## WRITTEN TASK
Reproduce the full listing that appears beneath this instruction exactly.
:: RECORDS SHOWN ::
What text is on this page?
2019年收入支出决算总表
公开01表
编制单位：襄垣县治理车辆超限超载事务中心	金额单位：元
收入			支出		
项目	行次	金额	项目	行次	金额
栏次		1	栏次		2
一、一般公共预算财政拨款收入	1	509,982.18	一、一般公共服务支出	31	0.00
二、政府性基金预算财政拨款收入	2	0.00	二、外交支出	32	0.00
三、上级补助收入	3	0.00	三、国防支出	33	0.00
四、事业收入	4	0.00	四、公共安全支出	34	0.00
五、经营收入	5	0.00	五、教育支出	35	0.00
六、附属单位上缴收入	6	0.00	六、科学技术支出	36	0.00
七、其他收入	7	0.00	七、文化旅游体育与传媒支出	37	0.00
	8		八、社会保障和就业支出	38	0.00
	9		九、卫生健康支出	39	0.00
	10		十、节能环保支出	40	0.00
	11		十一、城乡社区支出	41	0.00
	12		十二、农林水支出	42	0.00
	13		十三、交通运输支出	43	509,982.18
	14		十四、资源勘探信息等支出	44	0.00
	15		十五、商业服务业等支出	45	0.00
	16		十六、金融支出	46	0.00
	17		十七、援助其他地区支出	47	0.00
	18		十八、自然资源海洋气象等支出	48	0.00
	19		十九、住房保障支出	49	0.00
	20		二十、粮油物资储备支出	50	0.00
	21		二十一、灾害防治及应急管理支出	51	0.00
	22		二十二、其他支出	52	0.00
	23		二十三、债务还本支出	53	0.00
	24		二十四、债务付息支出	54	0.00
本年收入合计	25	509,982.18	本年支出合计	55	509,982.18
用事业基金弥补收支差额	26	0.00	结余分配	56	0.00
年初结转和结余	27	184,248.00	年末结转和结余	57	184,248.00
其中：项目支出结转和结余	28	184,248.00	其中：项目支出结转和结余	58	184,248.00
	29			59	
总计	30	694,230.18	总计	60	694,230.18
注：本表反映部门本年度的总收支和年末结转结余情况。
:::
## WRITTEN SOLUTION
What text is on this page?
2019年收入支出决算总表
公开01表
编制单位：襄垣县治理车辆超限超载事务中心	金额单位：元
收入			支出		
项目	行次	金额	项目	行次	金额
栏次		1	栏次		2
一、一般公共预算财政拨款收入	1	509,982.18	一、一般公共服务支出	31	0.00
二、政府性基金预算财政拨款收入	2	0.00	二、外交支出	32	0.00
三、上级补助收入	3	0.00	三、国防支出	33	0.00
四、事业收入	4	0.00	四、公共安全支出	34	0.00
五、经营收入	5	0.00	五、教育支出	35	0.00
六、附属单位上缴收入	6	0.00	六、科学技术支出	36	0.00
七、其他收入	7	0.00	七、文化旅游体育与传媒支出	37	0.00
	8		八、社会保障和就业支出	38	0.00
	9		九、卫生健康支出	39	0.00
	10		十、节能环保支出	40	0.00
	11		十一、城乡社区支出	41	0.00
	12		十二、农林水支出	42	0.00
	13		十三、交通运输支出	43	509,982.18
	14		十四、资源勘探信息等支出	44	0.00
	15		十五、商业服务业等支出	45	0.00
	16		十六、金融支出	46	0.00
	17		十七、援助其他地区支出	47	0.00
	18		十八、自然资源海洋气象等支出	48	0.00
	19		十九、住房保障支出	49	0.00
	20		二十、粮油物资储备支出	50	0.00
	21		二十一、灾害防治及应急管理支出	51	0.00
	22		二十二、其他支出	52	0.00
	23		二十三、债务还本支出	53	0.00
	24		二十四、债务付息支出	54	0.00
本年收入合计	25	509,982.18	本年支出合计	55	509,982.18
用事业基金弥补收支差额	26	0.00	结余分配	56	0.00
年初结转和结余	27	184,248.00	年末结转和结余	57	184,248.00
其中：项目支出结转和结余	28	184,248.00	其中：项目支出结转和结余	58	184,248.00
	29			59	
总计	30	694,230.18	总计	60	694,230.18
注：本表反映部门本年度的总收支和年末结转结余情况。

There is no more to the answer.